— start Record list —

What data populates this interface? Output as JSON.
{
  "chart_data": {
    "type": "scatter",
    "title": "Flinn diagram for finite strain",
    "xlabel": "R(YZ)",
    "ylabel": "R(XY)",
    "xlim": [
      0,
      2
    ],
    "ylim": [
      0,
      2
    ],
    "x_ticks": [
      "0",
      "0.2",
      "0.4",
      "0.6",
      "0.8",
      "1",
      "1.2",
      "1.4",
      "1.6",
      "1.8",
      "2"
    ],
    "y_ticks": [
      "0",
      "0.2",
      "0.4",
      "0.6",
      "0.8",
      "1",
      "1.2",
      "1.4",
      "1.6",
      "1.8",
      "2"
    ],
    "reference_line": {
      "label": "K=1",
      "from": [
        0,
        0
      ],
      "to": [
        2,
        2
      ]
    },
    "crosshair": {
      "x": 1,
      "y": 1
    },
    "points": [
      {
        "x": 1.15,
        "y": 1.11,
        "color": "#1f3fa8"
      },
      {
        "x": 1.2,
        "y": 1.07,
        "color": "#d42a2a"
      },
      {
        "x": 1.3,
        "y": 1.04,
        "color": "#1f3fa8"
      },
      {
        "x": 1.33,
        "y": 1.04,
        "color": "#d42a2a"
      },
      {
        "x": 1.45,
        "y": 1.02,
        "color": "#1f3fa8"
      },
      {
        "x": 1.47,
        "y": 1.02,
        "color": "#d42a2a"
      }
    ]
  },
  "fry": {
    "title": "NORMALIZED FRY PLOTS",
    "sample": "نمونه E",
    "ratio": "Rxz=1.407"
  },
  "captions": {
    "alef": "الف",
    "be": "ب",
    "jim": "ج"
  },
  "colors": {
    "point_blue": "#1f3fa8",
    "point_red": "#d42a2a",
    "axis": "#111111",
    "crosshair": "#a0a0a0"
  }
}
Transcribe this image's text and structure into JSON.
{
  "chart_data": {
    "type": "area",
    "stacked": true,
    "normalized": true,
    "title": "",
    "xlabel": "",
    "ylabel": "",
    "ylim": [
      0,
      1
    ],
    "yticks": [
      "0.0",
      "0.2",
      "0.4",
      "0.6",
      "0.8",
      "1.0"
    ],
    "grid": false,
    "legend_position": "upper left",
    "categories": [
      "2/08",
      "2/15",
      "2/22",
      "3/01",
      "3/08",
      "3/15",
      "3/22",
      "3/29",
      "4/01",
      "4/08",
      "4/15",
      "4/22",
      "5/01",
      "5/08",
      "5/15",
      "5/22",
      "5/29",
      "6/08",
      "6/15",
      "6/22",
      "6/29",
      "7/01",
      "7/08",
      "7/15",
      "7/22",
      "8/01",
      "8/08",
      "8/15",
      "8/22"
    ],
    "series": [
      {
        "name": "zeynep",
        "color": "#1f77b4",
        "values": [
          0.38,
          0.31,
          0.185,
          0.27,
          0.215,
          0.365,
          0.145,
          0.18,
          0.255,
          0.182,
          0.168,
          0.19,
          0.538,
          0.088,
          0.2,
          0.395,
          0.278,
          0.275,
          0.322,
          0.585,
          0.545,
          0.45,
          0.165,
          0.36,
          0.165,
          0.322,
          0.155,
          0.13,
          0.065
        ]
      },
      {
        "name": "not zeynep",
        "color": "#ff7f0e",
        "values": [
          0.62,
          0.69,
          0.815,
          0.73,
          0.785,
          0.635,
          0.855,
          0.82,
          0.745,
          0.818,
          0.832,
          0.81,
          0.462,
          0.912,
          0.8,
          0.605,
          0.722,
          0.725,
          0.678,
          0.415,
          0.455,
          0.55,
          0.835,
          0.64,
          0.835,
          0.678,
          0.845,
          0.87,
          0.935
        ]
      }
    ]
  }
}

— end Record list —

■ **The exercise**
Transcribe all of the lines in the records precisely.

■ **Written reply**
What data populates this interface? Output as JSON.
{
  "chart_data": {
    "type": "scatter",
    "title": "Flinn diagram for finite strain",
    "xlabel": "R(YZ)",
    "ylabel": "R(XY)",
    "xlim": [
      0,
      2
    ],
    "ylim": [
      0,
      2
    ],
    "x_ticks": [
      "0",
      "0.2",
      "0.4",
      "0.6",
      "0.8",
      "1",
      "1.2",
      "1.4",
      "1.6",
      "1.8",
      "2"
    ],
    "y_ticks": [
      "0",
      "0.2",
      "0.4",
      "0.6",
      "0.8",
      "1",
      "1.2",
      "1.4",
      "1.6",
      "1.8",
      "2"
    ],
    "reference_line": {
      "label": "K=1",
      "from": [
        0,
        0
      ],
      "to": [
        2,
        2
      ]
    },
    "crosshair": {
      "x": 1,
      "y": 1
    },
    "points": [
      {
        "x": 1.15,
        "y": 1.11,
        "color": "#1f3fa8"
      },
      {
        "x": 1.2,
        "y": 1.07,
        "color": "#d42a2a"
      },
      {
        "x": 1.3,
        "y": 1.04,
        "color": "#1f3fa8"
      },
      {
        "x": 1.33,
        "y": 1.04,
        "color": "#d42a2a"
      },
      {
        "x": 1.45,
        "y": 1.02,
        "color": "#1f3fa8"
      },
      {
        "x": 1.47,
        "y": 1.02,
        "color": "#d42a2a"
      }
    ]
  },
  "fry": {
    "title": "NORMALIZED FRY PLOTS",
    "sample": "نمونه E",
    "ratio": "Rxz=1.407"
  },
  "captions": {
    "alef": "الف",
    "be": "ب",
    "jim": "ج"
  },
  "colors": {
    "point_blue": "#1f3fa8",
    "point_red": "#d42a2a",
    "axis": "#111111",
    "crosshair": "#a0a0a0"
  }
}
Transcribe this image's text and structure into JSON.
{
  "chart_data": {
    "type": "area",
    "stacked": true,
    "normalized": true,
    "title": "",
    "xlabel": "",
    "ylabel": "",
    "ylim": [
      0,
      1
    ],
    "yticks": [
      "0.0",
      "0.2",
      "0.4",
      "0.6",
      "0.8",
      "1.0"
    ],
    "grid": false,
    "legend_position": "upper left",
    "categories": [
      "2/08",
      "2/15",
      "2/22",
      "3/01",
      "3/08",
      "3/15",
      "3/22",
      "3/29",
      "4/01",
      "4/08",
      "4/15",
      "4/22",
      "5/01",
      "5/08",
      "5/15",
      "5/22",
      "5/29",
      "6/08",
      "6/15",
      "6/22",
      "6/29",
      "7/01",
      "7/08",
      "7/15",
      "7/22",
      "8/01",
      "8/08",
      "8/15",
      "8/22"
    ],
    "series": [
      {
        "name": "zeynep",
        "color": "#1f77b4",
        "values": [
          0.38,
          0.31,
          0.185,
          0.27,
          0.215,
          0.365,
          0.145,
          0.18,
          0.255,
          0.182,
          0.168,
          0.19,
          0.538,
          0.088,
          0.2,
          0.395,
          0.278,
          0.275,
          0.322,
          0.585,
          0.545,
          0.45,
          0.165,
          0.36,
          0.165,
          0.322,
          0.155,
          0.13,
          0.065
        ]
      },
      {
        "name": "not zeynep",
        "color": "#ff7f0e",
        "values": [
          0.62,
          0.69,
          0.815,
          0.73,
          0.785,
          0.635,
          0.855,
          0.82,
          0.745,
          0.818,
          0.832,
          0.81,
          0.462,
          0.912,
          0.8,
          0.605,
          0.722,
          0.725,
          0.678,
          0.415,
          0.455,
          0.55,
          0.835,
          0.64,
          0.835,
          0.678,
          0.845,
          0.87,
          0.935
        ]
      }
    ]
  }
}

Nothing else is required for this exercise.